Stored items
****************************************

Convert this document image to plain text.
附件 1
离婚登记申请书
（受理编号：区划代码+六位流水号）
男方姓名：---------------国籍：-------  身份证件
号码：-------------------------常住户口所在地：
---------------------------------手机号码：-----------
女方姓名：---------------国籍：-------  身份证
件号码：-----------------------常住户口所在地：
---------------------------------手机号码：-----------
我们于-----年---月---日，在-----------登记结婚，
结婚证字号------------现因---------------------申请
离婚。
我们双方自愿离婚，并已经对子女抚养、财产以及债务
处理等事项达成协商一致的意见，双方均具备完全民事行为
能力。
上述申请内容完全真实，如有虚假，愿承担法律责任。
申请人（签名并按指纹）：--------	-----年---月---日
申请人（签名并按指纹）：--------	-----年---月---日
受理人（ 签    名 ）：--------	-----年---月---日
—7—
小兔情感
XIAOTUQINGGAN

****************************************

**Direction**
Reproduce every entry shown above, precisely as it stands.

**Worked answer**
Convert this document image to plain text.
附件 1
离婚登记申请书
（受理编号：区划代码+六位流水号）
男方姓名：---------------国籍：-------  身份证件
号码：-------------------------常住户口所在地：
---------------------------------手机号码：-----------
女方姓名：---------------国籍：-------  身份证
件号码：-----------------------常住户口所在地：
---------------------------------手机号码：-----------
我们于-----年---月---日，在-----------登记结婚，
结婚证字号------------现因---------------------申请
离婚。
我们双方自愿离婚，并已经对子女抚养、财产以及债务
处理等事项达成协商一致的意见，双方均具备完全民事行为
能力。
上述申请内容完全真实，如有虚假，愿承担法律责任。
申请人（签名并按指纹）：--------	-----年---月---日
申请人（签名并按指纹）：--------	-----年---月---日
受理人（ 签    名 ）：--------	-----年---月---日
—7—
小兔情感
XIAOTUQINGGAN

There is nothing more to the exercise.